### [What you have to do]
Begin at the line that contains "What data populates" and reproduce it along with every line after it to the end of the listing; skip any pictures.
□ □ □ □
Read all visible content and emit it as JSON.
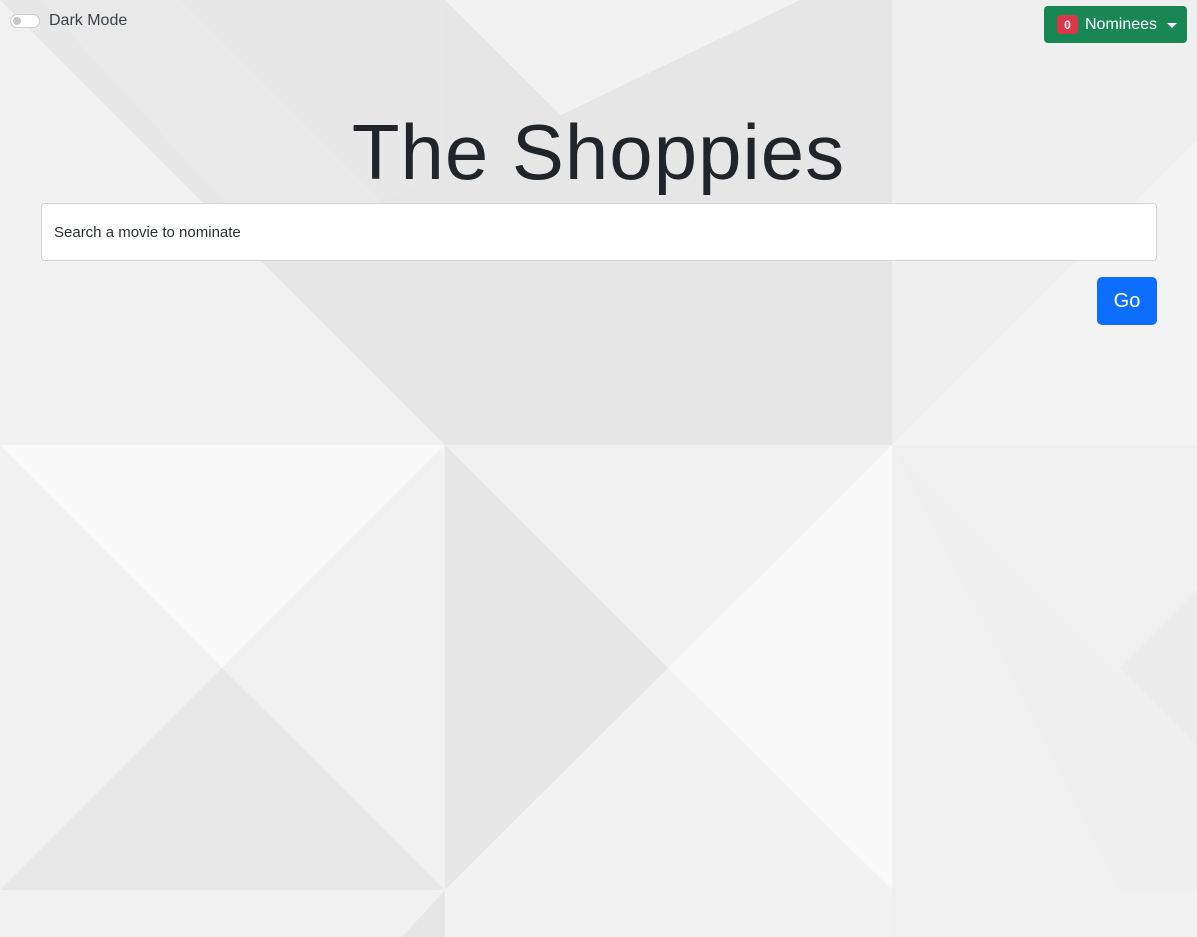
{
  "dark_mode": {
    "label": "Dark Mode",
    "enabled": false,
    "icon": "toggle-switch-icon"
  },
  "nominees": {
    "count": "0",
    "label": "Nominees",
    "icon": "caret-down-icon",
    "colors": {
      "button": "#198754",
      "badge": "#dc3545"
    }
  },
  "header": {
    "title": "The Shoppies"
  },
  "search": {
    "placeholder": "Search a movie to nominate",
    "value": ""
  },
  "actions": {
    "go_label": "Go",
    "go_color": "#0d6efd"
  }
}
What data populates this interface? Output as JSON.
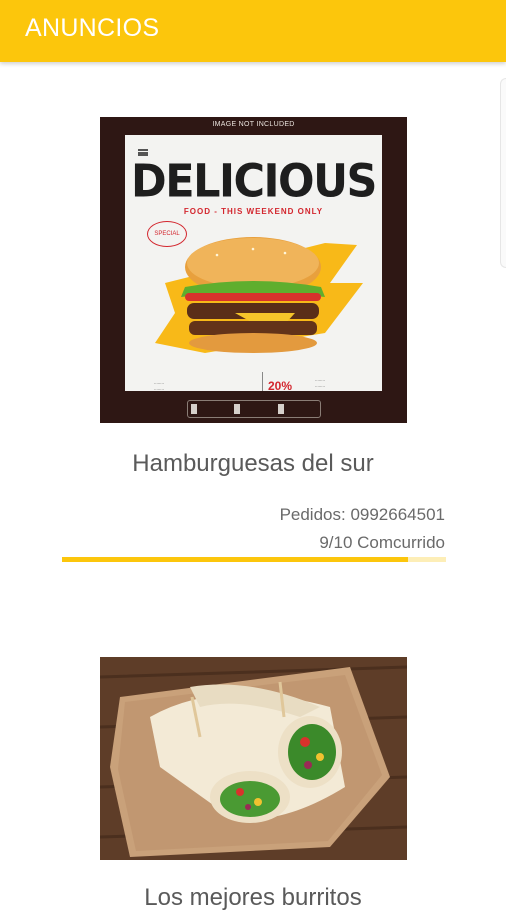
{
  "app": {
    "title": "ANUNCIOS",
    "accent_color": "#fcc60c"
  },
  "ads": [
    {
      "name": "Hamburguesas del sur",
      "phone_line": "Pedidos: 0992664501",
      "crowd_label": "9/10 Comcurrido",
      "crowd_level": 0.9,
      "image": {
        "note": "IMAGE NOT INCLUDED",
        "headline": "DELICIOUS",
        "tagline": "FOOD - THIS WEEKEND ONLY",
        "stamp": "SPECIAL",
        "phone": "096-6522-860",
        "discount": "20%"
      }
    },
    {
      "name": "Los mejores burritos",
      "image_icon": "burrito-photo"
    }
  ]
}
□ □ □ □
### [Exercise solution]
What data populates this interface? Output as JSON.
{
  "app": {
    "title": "ANUNCIOS",
    "accent_color": "#fcc60c"
  },
  "ads": [
    {
      "name": "Hamburguesas del sur",
      "phone_line": "Pedidos: 0992664501",
      "crowd_label": "9/10 Comcurrido",
      "crowd_level": 0.9,
      "image": {
        "note": "IMAGE NOT INCLUDED",
        "headline": "DELICIOUS",
        "tagline": "FOOD - THIS WEEKEND ONLY",
        "stamp": "SPECIAL",
        "phone": "096-6522-860",
        "discount": "20%"
      }
    },
    {
      "name": "Los mejores burritos",
      "image_icon": "burrito-photo"
    }
  ]
}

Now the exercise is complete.